Challenge
Reproduce every record exactly as it appears, but not the pictures.

>> BEGIN Data extract

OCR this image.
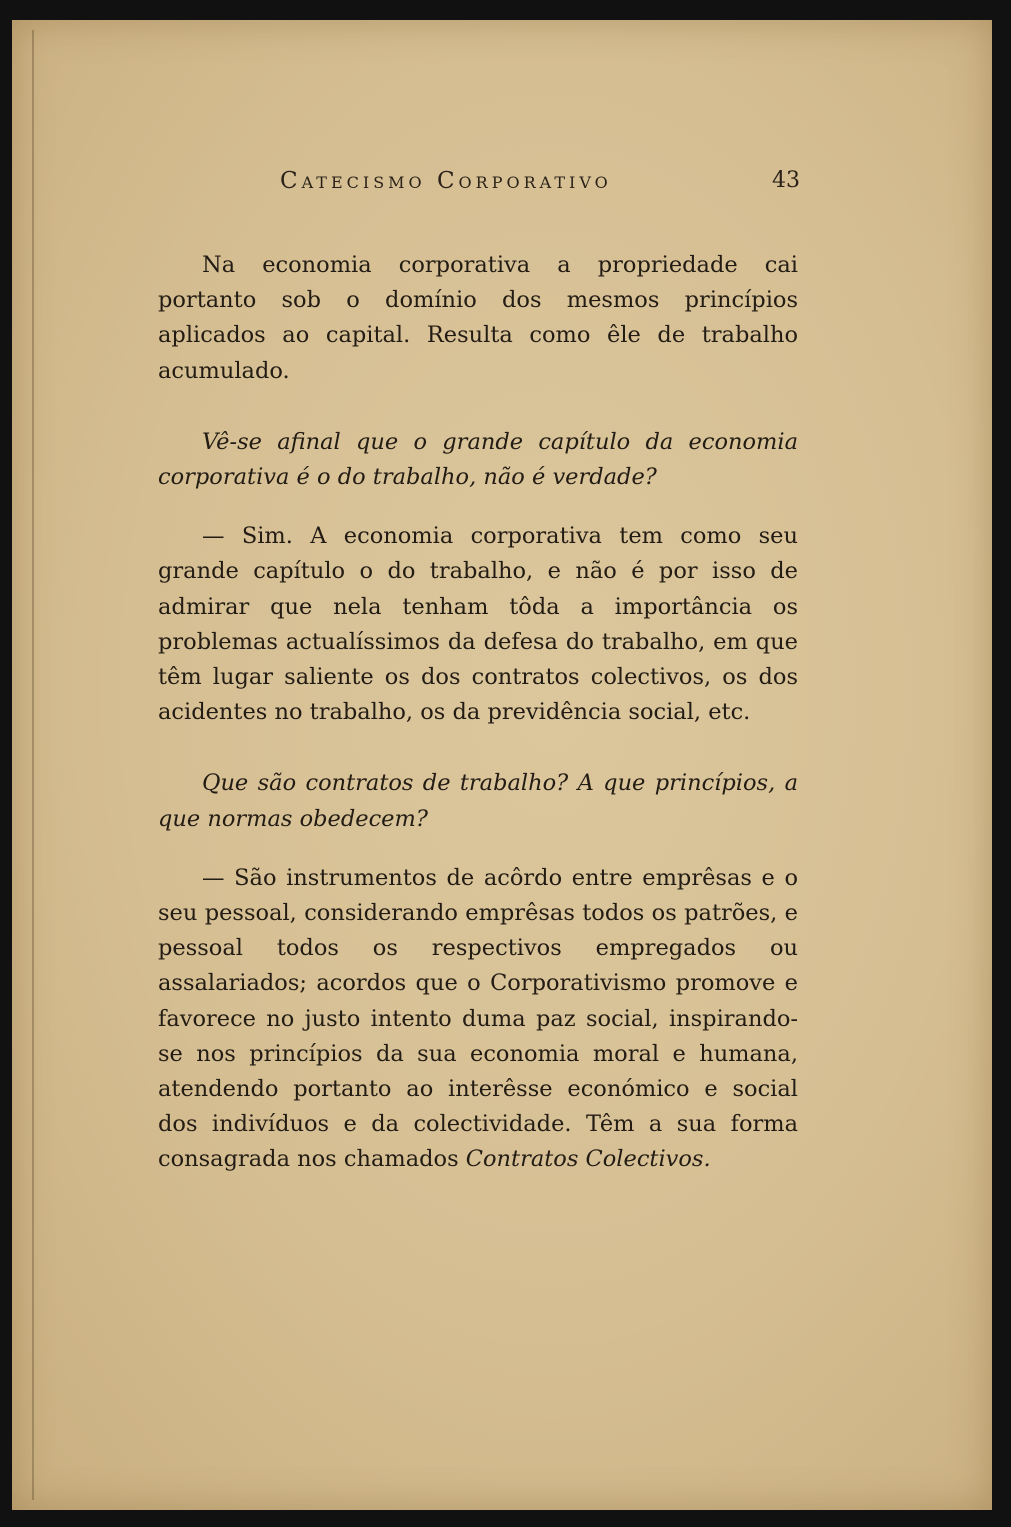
Catecismo Corporativo	43

Na economia corporativa a propriedade cai portanto sob o domínio dos mesmos princípios aplicados ao capital. Resulta como êle de trabalho acumulado.

Vê-se afinal que o grande capítulo da economia corporativa é o do trabalho, não é verdade?

— Sim. A economia corporativa tem como seu grande capítulo o do trabalho, e não é por isso de admirar que nela tenham tôda a importância os problemas actualíssimos da defesa do trabalho, em que têm lugar saliente os dos contratos colectivos, os dos acidentes no trabalho, os da previdência social, etc.

Que são contratos de trabalho? A que princípios, a que normas obedecem?

— São instrumentos de acôrdo entre emprêsas e o seu pessoal, considerando emprêsas todos os patrões, e pessoal todos os respectivos empregados ou assalariados; acordos que o Corporativismo promove e favorece no justo intento duma paz social, inspirando-se nos princípios da sua economia moral e humana, atendendo portanto ao interêsse económico e social dos indivíduos e da colectividade. Têm a sua forma consagrada nos chamados Contratos Colectivos.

>> END Data extract

Response to this task
OCR this image.
Catecismo Corporativo	43

Na economia corporativa a propriedade cai portanto sob o domínio dos mesmos princípios aplicados ao capital. Resulta como êle de trabalho acumulado.

Vê-se afinal que o grande capítulo da economia corporativa é o do trabalho, não é verdade?

— Sim. A economia corporativa tem como seu grande capítulo o do trabalho, e não é por isso de admirar que nela tenham tôda a importância os problemas actualíssimos da defesa do trabalho, em que têm lugar saliente os dos contratos colectivos, os dos acidentes no trabalho, os da previdência social, etc.

Que são contratos de trabalho? A que princípios, a que normas obedecem?

— São instrumentos de acôrdo entre emprêsas e o seu pessoal, considerando emprêsas todos os patrões, e pessoal todos os respectivos empregados ou assalariados; acordos que o Corporativismo promove e favorece no justo intento duma paz social, inspirando-se nos princípios da sua economia moral e humana, atendendo portanto ao interêsse económico e social dos indivíduos e da colectividade. Têm a sua forma consagrada nos chamados Contratos Colectivos.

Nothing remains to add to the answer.